### WHAT IS REQUIRED:
Among the lines below, list those containing the string "title".
┌─ INFORMATION SHOWN
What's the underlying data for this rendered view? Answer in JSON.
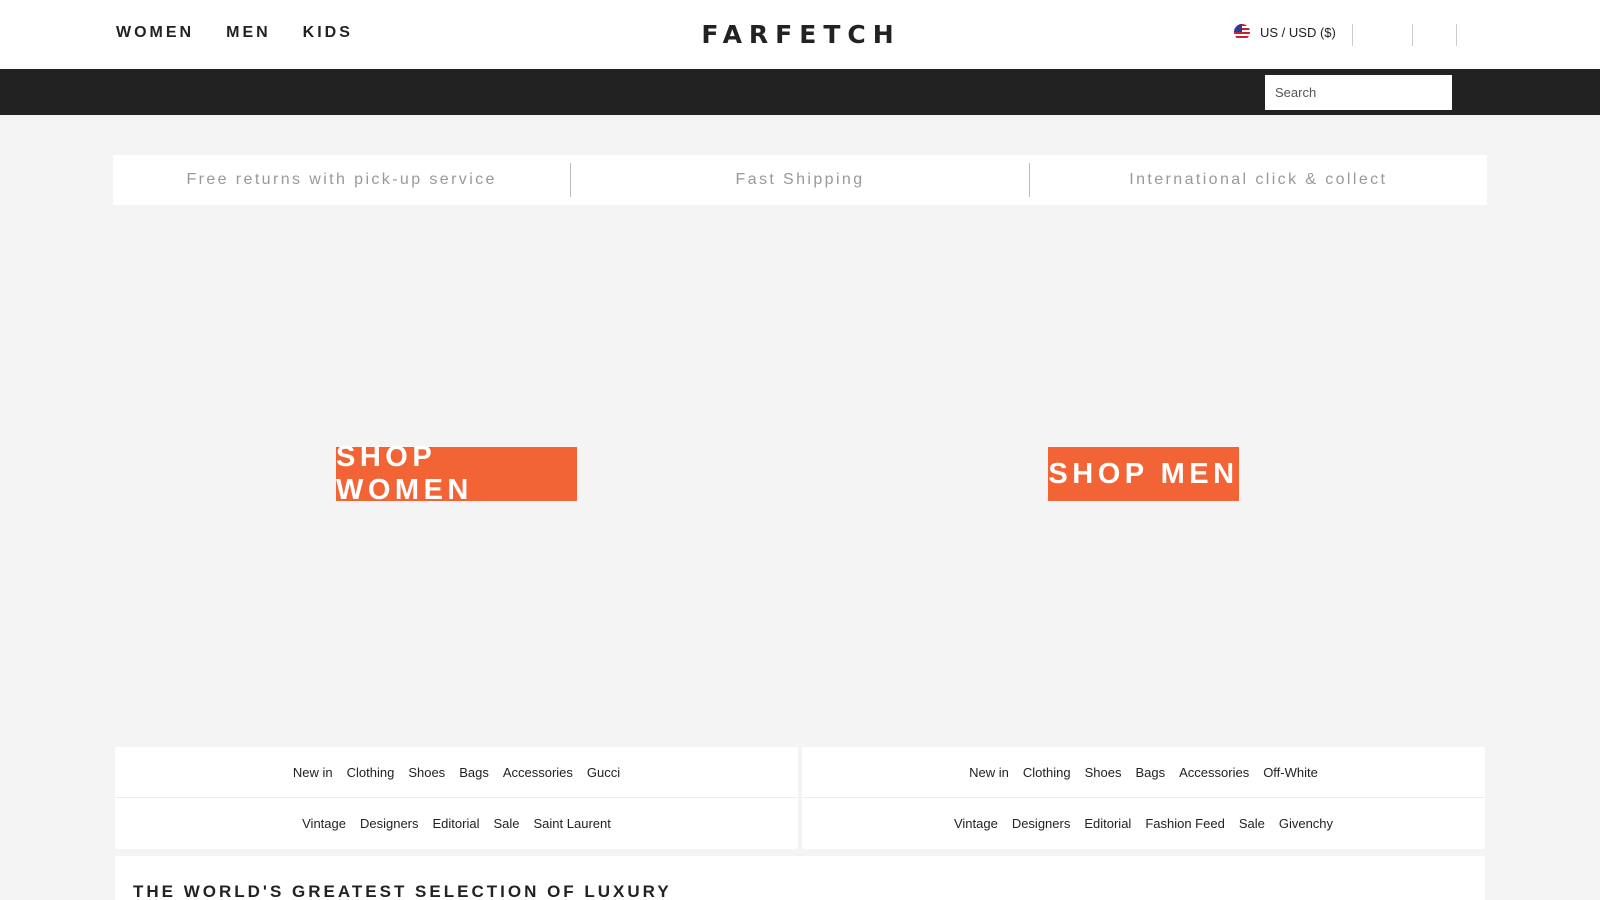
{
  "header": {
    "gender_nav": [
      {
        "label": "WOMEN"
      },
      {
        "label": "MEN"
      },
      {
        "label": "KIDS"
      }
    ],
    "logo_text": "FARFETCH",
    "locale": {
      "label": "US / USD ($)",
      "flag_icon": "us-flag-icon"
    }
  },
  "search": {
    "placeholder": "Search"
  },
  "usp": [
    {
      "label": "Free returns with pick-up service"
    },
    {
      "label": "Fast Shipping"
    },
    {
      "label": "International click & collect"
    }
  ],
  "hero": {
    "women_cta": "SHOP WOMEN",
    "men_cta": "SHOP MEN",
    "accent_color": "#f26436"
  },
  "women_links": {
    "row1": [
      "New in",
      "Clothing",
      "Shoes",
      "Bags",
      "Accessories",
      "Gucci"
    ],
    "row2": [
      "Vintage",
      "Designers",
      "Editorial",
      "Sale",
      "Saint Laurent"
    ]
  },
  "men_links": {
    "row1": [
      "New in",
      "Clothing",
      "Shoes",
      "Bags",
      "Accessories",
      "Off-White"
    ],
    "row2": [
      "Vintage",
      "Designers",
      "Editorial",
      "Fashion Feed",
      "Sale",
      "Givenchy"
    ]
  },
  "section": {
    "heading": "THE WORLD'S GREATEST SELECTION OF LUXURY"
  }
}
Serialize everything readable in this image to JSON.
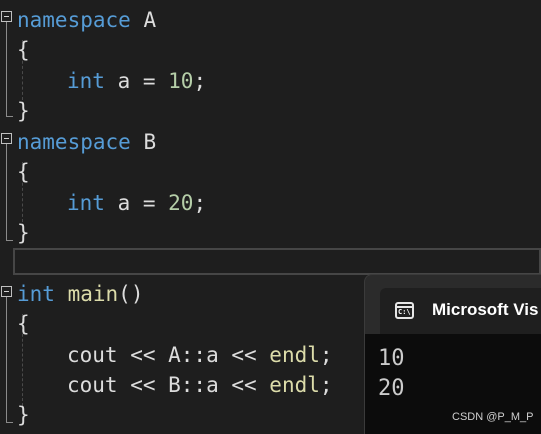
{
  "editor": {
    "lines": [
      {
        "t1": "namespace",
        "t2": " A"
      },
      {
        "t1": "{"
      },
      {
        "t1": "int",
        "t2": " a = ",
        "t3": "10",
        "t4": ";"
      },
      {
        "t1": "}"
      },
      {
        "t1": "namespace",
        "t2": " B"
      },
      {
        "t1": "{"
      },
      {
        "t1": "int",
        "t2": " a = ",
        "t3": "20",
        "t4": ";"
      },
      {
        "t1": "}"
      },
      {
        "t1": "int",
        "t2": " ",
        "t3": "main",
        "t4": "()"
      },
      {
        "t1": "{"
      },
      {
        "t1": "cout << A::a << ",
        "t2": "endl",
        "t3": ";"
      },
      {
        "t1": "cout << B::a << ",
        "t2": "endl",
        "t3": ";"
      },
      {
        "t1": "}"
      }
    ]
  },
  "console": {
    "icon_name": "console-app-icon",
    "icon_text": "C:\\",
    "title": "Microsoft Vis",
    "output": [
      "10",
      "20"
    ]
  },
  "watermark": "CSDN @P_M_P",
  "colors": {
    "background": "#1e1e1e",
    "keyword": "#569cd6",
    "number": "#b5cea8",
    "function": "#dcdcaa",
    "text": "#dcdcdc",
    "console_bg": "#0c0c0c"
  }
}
└─
┌─ INFORMATION SHOWN
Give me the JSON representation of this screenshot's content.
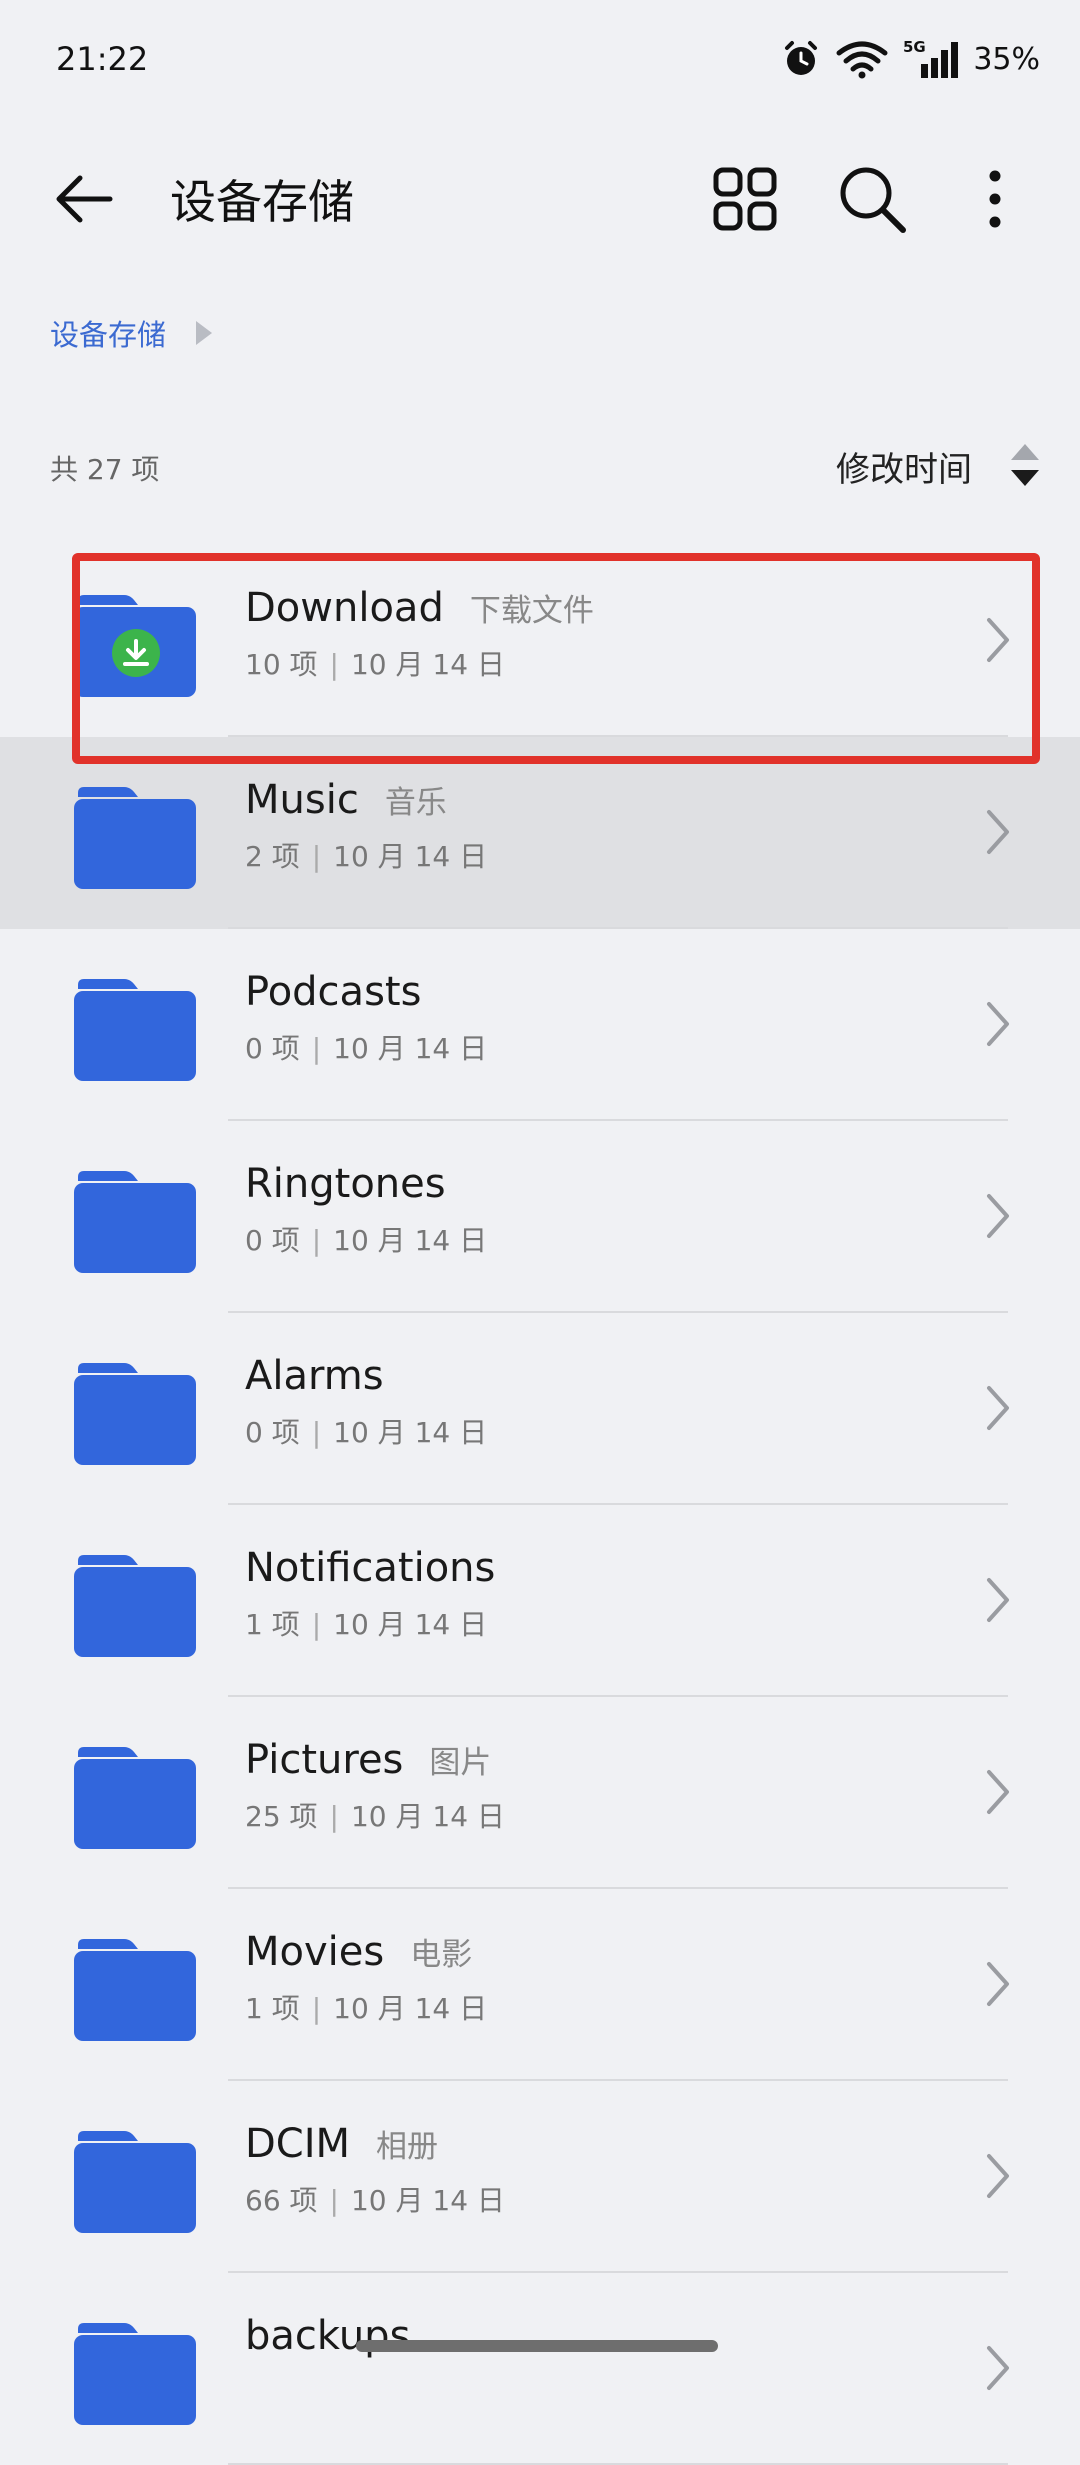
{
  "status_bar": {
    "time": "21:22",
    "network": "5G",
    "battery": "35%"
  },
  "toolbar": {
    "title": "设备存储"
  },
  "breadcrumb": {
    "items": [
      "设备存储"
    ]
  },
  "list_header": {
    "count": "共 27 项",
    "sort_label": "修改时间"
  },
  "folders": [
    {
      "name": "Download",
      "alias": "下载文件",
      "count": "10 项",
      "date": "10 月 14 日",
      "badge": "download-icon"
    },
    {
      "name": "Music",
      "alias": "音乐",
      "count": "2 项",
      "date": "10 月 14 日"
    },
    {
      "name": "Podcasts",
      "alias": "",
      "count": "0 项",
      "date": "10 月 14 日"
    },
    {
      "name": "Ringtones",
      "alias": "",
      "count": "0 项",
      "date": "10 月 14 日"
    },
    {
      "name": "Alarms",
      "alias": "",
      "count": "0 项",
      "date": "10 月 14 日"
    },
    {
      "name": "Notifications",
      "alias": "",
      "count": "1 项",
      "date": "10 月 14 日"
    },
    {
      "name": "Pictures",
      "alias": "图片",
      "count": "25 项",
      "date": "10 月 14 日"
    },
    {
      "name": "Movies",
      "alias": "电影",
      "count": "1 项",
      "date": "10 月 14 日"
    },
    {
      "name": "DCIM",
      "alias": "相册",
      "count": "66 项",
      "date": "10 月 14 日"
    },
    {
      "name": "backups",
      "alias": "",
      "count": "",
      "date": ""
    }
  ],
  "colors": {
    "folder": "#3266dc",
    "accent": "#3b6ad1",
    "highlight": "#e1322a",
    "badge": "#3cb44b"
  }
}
└─
┌─ INFORMATION SHOWN
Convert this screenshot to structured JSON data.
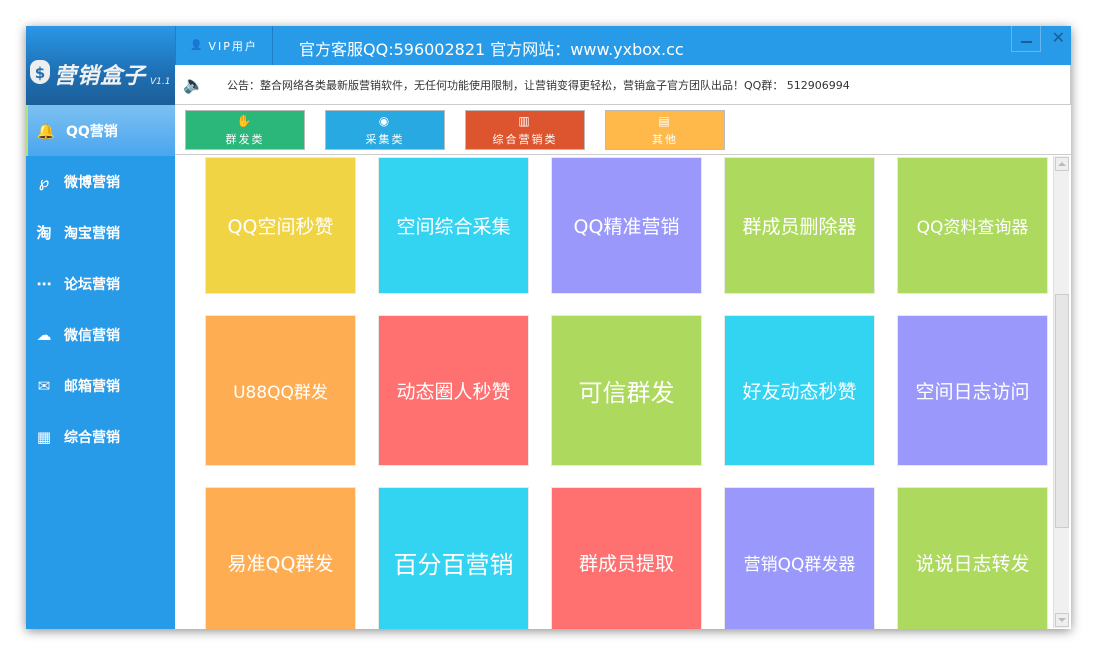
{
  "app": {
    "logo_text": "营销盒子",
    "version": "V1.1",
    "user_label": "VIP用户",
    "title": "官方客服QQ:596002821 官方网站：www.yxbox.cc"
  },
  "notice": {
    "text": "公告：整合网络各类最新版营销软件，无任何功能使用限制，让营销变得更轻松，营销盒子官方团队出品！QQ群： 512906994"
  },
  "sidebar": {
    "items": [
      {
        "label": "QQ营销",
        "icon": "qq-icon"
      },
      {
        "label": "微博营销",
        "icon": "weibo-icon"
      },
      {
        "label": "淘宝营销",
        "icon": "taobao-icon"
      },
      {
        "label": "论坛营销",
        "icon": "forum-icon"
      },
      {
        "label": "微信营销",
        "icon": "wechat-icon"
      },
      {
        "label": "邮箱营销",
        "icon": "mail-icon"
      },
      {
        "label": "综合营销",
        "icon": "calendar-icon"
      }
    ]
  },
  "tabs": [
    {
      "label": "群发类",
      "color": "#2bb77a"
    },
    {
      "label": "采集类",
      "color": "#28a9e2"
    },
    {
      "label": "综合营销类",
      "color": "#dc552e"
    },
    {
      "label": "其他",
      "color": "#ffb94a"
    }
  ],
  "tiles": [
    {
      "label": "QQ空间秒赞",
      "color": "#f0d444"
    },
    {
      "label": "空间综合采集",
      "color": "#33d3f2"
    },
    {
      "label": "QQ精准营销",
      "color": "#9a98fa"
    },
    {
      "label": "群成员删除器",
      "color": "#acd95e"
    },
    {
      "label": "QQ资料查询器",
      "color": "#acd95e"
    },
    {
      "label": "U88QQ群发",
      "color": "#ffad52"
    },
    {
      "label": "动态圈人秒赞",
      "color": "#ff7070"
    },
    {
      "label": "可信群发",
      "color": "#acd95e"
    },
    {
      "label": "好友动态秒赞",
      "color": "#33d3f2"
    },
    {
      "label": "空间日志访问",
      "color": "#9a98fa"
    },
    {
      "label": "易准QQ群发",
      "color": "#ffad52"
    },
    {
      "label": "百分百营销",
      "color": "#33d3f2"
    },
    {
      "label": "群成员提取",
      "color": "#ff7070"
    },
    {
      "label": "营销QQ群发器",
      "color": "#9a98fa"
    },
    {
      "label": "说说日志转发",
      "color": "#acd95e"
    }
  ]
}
└─
### RESPONSE TO THIS EXERCISE:
    "title": "Microsoft Vis",
    "title": "设备存储"
    "title": "官方客服QQ:596002821 官方网站：www.yxbox.cc"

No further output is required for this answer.